[To do] Return the full material exactly.

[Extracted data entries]
================================
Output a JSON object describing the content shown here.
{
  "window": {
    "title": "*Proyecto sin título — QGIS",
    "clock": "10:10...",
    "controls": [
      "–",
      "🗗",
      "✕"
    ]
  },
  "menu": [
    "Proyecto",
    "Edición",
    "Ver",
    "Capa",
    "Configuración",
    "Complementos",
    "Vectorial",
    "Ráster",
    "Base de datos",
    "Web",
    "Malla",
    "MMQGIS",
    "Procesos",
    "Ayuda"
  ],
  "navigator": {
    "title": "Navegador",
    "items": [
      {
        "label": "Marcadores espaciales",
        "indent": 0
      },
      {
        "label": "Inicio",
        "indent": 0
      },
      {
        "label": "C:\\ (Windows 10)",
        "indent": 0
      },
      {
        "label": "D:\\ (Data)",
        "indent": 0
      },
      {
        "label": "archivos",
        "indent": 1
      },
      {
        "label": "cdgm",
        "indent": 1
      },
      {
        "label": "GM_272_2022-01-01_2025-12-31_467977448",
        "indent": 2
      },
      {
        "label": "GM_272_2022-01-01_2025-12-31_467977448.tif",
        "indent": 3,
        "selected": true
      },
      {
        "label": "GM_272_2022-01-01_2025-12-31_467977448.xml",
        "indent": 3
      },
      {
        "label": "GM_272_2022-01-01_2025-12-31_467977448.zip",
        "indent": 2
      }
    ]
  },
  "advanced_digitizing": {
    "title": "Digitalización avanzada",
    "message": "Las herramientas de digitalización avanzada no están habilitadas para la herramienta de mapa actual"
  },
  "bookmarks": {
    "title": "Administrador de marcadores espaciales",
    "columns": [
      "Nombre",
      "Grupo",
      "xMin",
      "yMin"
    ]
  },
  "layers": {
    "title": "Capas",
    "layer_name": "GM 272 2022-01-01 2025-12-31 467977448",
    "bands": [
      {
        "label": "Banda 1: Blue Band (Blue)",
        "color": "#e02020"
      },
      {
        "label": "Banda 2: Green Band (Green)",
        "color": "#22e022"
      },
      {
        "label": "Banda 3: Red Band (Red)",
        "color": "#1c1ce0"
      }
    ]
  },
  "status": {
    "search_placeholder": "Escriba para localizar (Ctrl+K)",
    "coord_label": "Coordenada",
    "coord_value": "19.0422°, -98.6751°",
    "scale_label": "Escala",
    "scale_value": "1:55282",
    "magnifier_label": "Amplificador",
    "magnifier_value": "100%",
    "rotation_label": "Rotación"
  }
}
================================
[Finished answer]
Output a JSON object describing the content shown here.
{
  "window": {
    "title": "*Proyecto sin título — QGIS",
    "clock": "10:10...",
    "controls": [
      "–",
      "🗗",
      "✕"
    ]
  },
  "menu": [
    "Proyecto",
    "Edición",
    "Ver",
    "Capa",
    "Configuración",
    "Complementos",
    "Vectorial",
    "Ráster",
    "Base de datos",
    "Web",
    "Malla",
    "MMQGIS",
    "Procesos",
    "Ayuda"
  ],
  "navigator": {
    "title": "Navegador",
    "items": [
      {
        "label": "Marcadores espaciales",
        "indent": 0
      },
      {
        "label": "Inicio",
        "indent": 0
      },
      {
        "label": "C:\\ (Windows 10)",
        "indent": 0
      },
      {
        "label": "D:\\ (Data)",
        "indent": 0
      },
      {
        "label": "archivos",
        "indent": 1
      },
      {
        "label": "cdgm",
        "indent": 1
      },
      {
        "label": "GM_272_2022-01-01_2025-12-31_467977448",
        "indent": 2
      },
      {
        "label": "GM_272_2022-01-01_2025-12-31_467977448.tif",
        "indent": 3,
        "selected": true
      },
      {
        "label": "GM_272_2022-01-01_2025-12-31_467977448.xml",
        "indent": 3
      },
      {
        "label": "GM_272_2022-01-01_2025-12-31_467977448.zip",
        "indent": 2
      }
    ]
  },
  "advanced_digitizing": {
    "title": "Digitalización avanzada",
    "message": "Las herramientas de digitalización avanzada no están habilitadas para la herramienta de mapa actual"
  },
  "bookmarks": {
    "title": "Administrador de marcadores espaciales",
    "columns": [
      "Nombre",
      "Grupo",
      "xMin",
      "yMin"
    ]
  },
  "layers": {
    "title": "Capas",
    "layer_name": "GM 272 2022-01-01 2025-12-31 467977448",
    "bands": [
      {
        "label": "Banda 1: Blue Band (Blue)",
        "color": "#e02020"
      },
      {
        "label": "Banda 2: Green Band (Green)",
        "color": "#22e022"
      },
      {
        "label": "Banda 3: Red Band (Red)",
        "color": "#1c1ce0"
      }
    ]
  },
  "status": {
    "search_placeholder": "Escriba para localizar (Ctrl+K)",
    "coord_label": "Coordenada",
    "coord_value": "19.0422°, -98.6751°",
    "scale_label": "Escala",
    "scale_value": "1:55282",
    "magnifier_label": "Amplificador",
    "magnifier_value": "100%",
    "rotation_label": "Rotación"
  }
}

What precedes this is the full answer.